[Recorded data]
========

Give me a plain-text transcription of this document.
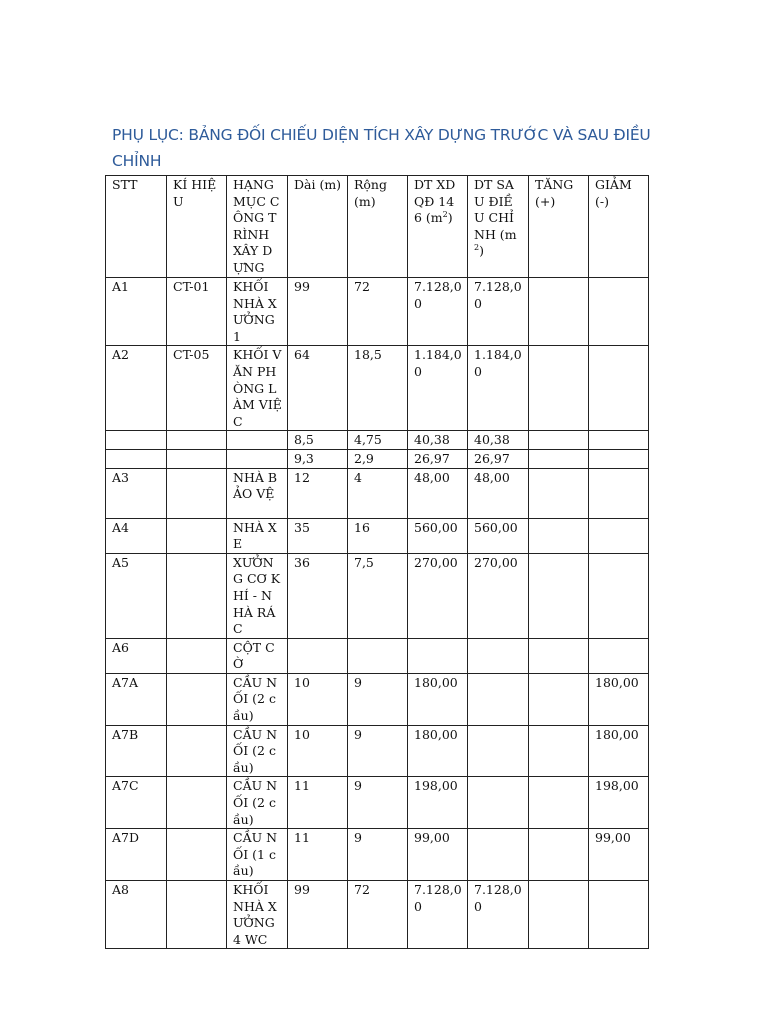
PHỤ LỤC: BẢNG ĐỐI CHIẾU DIỆN TÍCH XÂY DỰNG TRƯỚC VÀ SAU ĐIỀU CHỈNH
STT	KÍ HIỆU	HẠNG MỤC CÔNG TRÌNH XÂY DỰNG	Dài (m)	Rộng (m)	DT XD QĐ 146 $(m^2)$	DT SAU ĐIỀU CHỈNH $(m^2)$	TĂNG (+)	GIẢM (-)
A1	CT-01	KHỐI NHÀ XƯỞNG 1	99	72	7.128,00	7.128,00		
A2	CT-05	KHỐI VĂN PHÒNG LÀM VIỆC	64	18,5	1.184,00	1.184,00		
			8,5	4,75	40,38	40,38		
			9,3	2,9	26,97	26,97		
A3		NHÀ BẢO VỆ	12	4	48,00	48,00		
A4		NHÀ XE	35	16	560,00	560,00		
A5		XƯỞNG CƠ KHÍ - NHÀ RÁC	36	7,5	270,00	270,00		
A6		CỘT CỜ						
A7A		CẦU NỐI (2 cầu)	10	9	180,00			180,00
A7B		CẦU NỐI (2 cầu)	10	9	180,00			180,00
A7C		CẦU NỐI (2 cầu)	11	9	198,00			198,00
A7D		CẦU NỐI (1 cầu)	11	9	99,00			99,00
A8		KHỐI NHÀ XƯỞNG 4 WC	99	72	7.128,00	7.128,00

========

Instructions for the task | Return to the listing above and set it down exactly, leaving out its pictures.

Output |
Give me a plain-text transcription of this document.
PHỤ LỤC: BẢNG ĐỐI CHIẾU DIỆN TÍCH XÂY DỰNG TRƯỚC VÀ SAU ĐIỀU CHỈNH
STT	KÍ HIỆU	HẠNG MỤC CÔNG TRÌNH XÂY DỰNG	Dài (m)	Rộng (m)	DT XD QĐ 146 $(m^2)$	DT SAU ĐIỀU CHỈNH $(m^2)$	TĂNG (+)	GIẢM (-)
A1	CT-01	KHỐI NHÀ XƯỞNG 1	99	72	7.128,00	7.128,00		
A2	CT-05	KHỐI VĂN PHÒNG LÀM VIỆC	64	18,5	1.184,00	1.184,00		
			8,5	4,75	40,38	40,38		
			9,3	2,9	26,97	26,97		
A3		NHÀ BẢO VỆ	12	4	48,00	48,00		
A4		NHÀ XE	35	16	560,00	560,00		
A5		XƯỞNG CƠ KHÍ - NHÀ RÁC	36	7,5	270,00	270,00		
A6		CỘT CỜ						
A7A		CẦU NỐI (2 cầu)	10	9	180,00			180,00
A7B		CẦU NỐI (2 cầu)	10	9	180,00			180,00
A7C		CẦU NỐI (2 cầu)	11	9	198,00			198,00
A7D		CẦU NỐI (1 cầu)	11	9	99,00			99,00
A8		KHỐI NHÀ XƯỞNG 4 WC	99	72	7.128,00	7.128,00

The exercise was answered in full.